# [Data records]
[Start]

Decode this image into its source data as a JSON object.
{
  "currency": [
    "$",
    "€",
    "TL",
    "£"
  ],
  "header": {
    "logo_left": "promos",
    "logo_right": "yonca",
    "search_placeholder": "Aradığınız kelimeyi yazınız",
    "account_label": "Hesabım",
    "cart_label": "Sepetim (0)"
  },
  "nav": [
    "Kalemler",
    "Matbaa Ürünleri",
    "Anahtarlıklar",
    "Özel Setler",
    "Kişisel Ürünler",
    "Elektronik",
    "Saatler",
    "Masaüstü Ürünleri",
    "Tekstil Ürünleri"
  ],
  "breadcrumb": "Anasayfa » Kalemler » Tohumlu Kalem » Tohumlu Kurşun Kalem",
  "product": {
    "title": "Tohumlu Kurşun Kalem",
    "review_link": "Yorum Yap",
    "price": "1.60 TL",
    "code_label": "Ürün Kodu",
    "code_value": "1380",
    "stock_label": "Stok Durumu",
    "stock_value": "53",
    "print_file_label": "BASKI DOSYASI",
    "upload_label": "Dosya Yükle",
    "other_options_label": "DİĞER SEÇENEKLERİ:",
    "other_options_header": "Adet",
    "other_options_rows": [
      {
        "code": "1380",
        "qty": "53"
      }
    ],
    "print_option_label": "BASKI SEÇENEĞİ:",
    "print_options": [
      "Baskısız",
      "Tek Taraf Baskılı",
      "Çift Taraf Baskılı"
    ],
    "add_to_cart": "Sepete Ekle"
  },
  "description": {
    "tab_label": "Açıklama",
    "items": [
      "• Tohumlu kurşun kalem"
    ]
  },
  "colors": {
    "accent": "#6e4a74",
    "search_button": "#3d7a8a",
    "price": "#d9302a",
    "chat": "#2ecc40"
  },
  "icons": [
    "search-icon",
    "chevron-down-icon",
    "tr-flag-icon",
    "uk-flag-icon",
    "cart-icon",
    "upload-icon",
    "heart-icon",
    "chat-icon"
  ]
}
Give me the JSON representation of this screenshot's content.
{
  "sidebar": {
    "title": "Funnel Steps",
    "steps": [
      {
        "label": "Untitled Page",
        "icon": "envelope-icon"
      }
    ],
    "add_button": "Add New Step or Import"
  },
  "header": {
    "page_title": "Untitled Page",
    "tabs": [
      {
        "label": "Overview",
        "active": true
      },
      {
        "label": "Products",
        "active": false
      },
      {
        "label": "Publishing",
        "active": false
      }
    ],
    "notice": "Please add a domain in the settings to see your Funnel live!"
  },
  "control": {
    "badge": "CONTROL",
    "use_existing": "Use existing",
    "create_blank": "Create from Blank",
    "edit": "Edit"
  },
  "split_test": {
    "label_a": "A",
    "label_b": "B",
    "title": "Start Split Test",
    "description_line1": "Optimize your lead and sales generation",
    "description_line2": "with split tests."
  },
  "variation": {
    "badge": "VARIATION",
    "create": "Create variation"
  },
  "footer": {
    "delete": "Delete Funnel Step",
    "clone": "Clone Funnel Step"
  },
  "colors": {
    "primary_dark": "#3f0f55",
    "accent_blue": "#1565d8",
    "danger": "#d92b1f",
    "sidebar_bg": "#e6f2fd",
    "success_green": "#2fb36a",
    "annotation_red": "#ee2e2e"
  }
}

[End]

# [Required task]
Reproduce the records word for word.

# [Solution to the exercise]
Decode this image into its source data as a JSON object.
{
  "currency": [
    "$",
    "€",
    "TL",
    "£"
  ],
  "header": {
    "logo_left": "promos",
    "logo_right": "yonca",
    "search_placeholder": "Aradığınız kelimeyi yazınız",
    "account_label": "Hesabım",
    "cart_label": "Sepetim (0)"
  },
  "nav": [
    "Kalemler",
    "Matbaa Ürünleri",
    "Anahtarlıklar",
    "Özel Setler",
    "Kişisel Ürünler",
    "Elektronik",
    "Saatler",
    "Masaüstü Ürünleri",
    "Tekstil Ürünleri"
  ],
  "breadcrumb": "Anasayfa » Kalemler » Tohumlu Kalem » Tohumlu Kurşun Kalem",
  "product": {
    "title": "Tohumlu Kurşun Kalem",
    "review_link": "Yorum Yap",
    "price": "1.60 TL",
    "code_label": "Ürün Kodu",
    "code_value": "1380",
    "stock_label": "Stok Durumu",
    "stock_value": "53",
    "print_file_label": "BASKI DOSYASI",
    "upload_label": "Dosya Yükle",
    "other_options_label": "DİĞER SEÇENEKLERİ:",
    "other_options_header": "Adet",
    "other_options_rows": [
      {
        "code": "1380",
        "qty": "53"
      }
    ],
    "print_option_label": "BASKI SEÇENEĞİ:",
    "print_options": [
      "Baskısız",
      "Tek Taraf Baskılı",
      "Çift Taraf Baskılı"
    ],
    "add_to_cart": "Sepete Ekle"
  },
  "description": {
    "tab_label": "Açıklama",
    "items": [
      "• Tohumlu kurşun kalem"
    ]
  },
  "colors": {
    "accent": "#6e4a74",
    "search_button": "#3d7a8a",
    "price": "#d9302a",
    "chat": "#2ecc40"
  },
  "icons": [
    "search-icon",
    "chevron-down-icon",
    "tr-flag-icon",
    "uk-flag-icon",
    "cart-icon",
    "upload-icon",
    "heart-icon",
    "chat-icon"
  ]
}
Give me the JSON representation of this screenshot's content.
{
  "sidebar": {
    "title": "Funnel Steps",
    "steps": [
      {
        "label": "Untitled Page",
        "icon": "envelope-icon"
      }
    ],
    "add_button": "Add New Step or Import"
  },
  "header": {
    "page_title": "Untitled Page",
    "tabs": [
      {
        "label": "Overview",
        "active": true
      },
      {
        "label": "Products",
        "active": false
      },
      {
        "label": "Publishing",
        "active": false
      }
    ],
    "notice": "Please add a domain in the settings to see your Funnel live!"
  },
  "control": {
    "badge": "CONTROL",
    "use_existing": "Use existing",
    "create_blank": "Create from Blank",
    "edit": "Edit"
  },
  "split_test": {
    "label_a": "A",
    "label_b": "B",
    "title": "Start Split Test",
    "description_line1": "Optimize your lead and sales generation",
    "description_line2": "with split tests."
  },
  "variation": {
    "badge": "VARIATION",
    "create": "Create variation"
  },
  "footer": {
    "delete": "Delete Funnel Step",
    "clone": "Clone Funnel Step"
  },
  "colors": {
    "primary_dark": "#3f0f55",
    "accent_blue": "#1565d8",
    "danger": "#d92b1f",
    "sidebar_bg": "#e6f2fd",
    "success_green": "#2fb36a",
    "annotation_red": "#ee2e2e"
  }
}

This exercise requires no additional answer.